The task:
Send back all the data below, exactly as given.

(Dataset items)
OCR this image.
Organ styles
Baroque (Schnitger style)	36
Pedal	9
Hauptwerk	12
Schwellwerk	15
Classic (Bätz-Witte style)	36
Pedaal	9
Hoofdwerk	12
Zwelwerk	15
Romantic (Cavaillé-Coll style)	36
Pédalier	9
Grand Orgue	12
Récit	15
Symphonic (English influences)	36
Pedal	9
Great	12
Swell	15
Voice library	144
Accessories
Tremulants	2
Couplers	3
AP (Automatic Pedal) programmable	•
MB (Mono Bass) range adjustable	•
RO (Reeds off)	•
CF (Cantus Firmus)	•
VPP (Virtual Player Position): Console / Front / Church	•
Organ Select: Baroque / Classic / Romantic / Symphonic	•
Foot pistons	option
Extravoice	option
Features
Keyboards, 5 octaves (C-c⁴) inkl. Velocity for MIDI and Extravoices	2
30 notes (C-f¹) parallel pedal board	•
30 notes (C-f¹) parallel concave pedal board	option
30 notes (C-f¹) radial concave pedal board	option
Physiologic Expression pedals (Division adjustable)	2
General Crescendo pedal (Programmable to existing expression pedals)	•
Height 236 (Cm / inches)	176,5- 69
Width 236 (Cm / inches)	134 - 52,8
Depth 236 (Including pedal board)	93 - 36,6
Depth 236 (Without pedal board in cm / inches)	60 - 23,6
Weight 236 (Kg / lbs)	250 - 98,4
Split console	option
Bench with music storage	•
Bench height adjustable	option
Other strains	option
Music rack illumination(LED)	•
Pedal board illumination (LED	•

Response for this exercise:
OCR this image.
Organ styles
Baroque (Schnitger style)	36
Pedal	9
Hauptwerk	12
Schwellwerk	15
Classic (Bätz-Witte style)	36
Pedaal	9
Hoofdwerk	12
Zwelwerk	15
Romantic (Cavaillé-Coll style)	36
Pédalier	9
Grand Orgue	12
Récit	15
Symphonic (English influences)	36
Pedal	9
Great	12
Swell	15
Voice library	144
Accessories
Tremulants	2
Couplers	3
AP (Automatic Pedal) programmable	•
MB (Mono Bass) range adjustable	•
RO (Reeds off)	•
CF (Cantus Firmus)	•
VPP (Virtual Player Position): Console / Front / Church	•
Organ Select: Baroque / Classic / Romantic / Symphonic	•
Foot pistons	option
Extravoice	option
Features
Keyboards, 5 octaves (C-c⁴) inkl. Velocity for MIDI and Extravoices	2
30 notes (C-f¹) parallel pedal board	•
30 notes (C-f¹) parallel concave pedal board	option
30 notes (C-f¹) radial concave pedal board	option
Physiologic Expression pedals (Division adjustable)	2
General Crescendo pedal (Programmable to existing expression pedals)	•
Height 236 (Cm / inches)	176,5- 69
Width 236 (Cm / inches)	134 - 52,8
Depth 236 (Including pedal board)	93 - 36,6
Depth 236 (Without pedal board in cm / inches)	60 - 23,6
Weight 236 (Kg / lbs)	250 - 98,4
Split console	option
Bench with music storage	•
Bench height adjustable	option
Other strains	option
Music rack illumination(LED)	•
Pedal board illumination (LED	•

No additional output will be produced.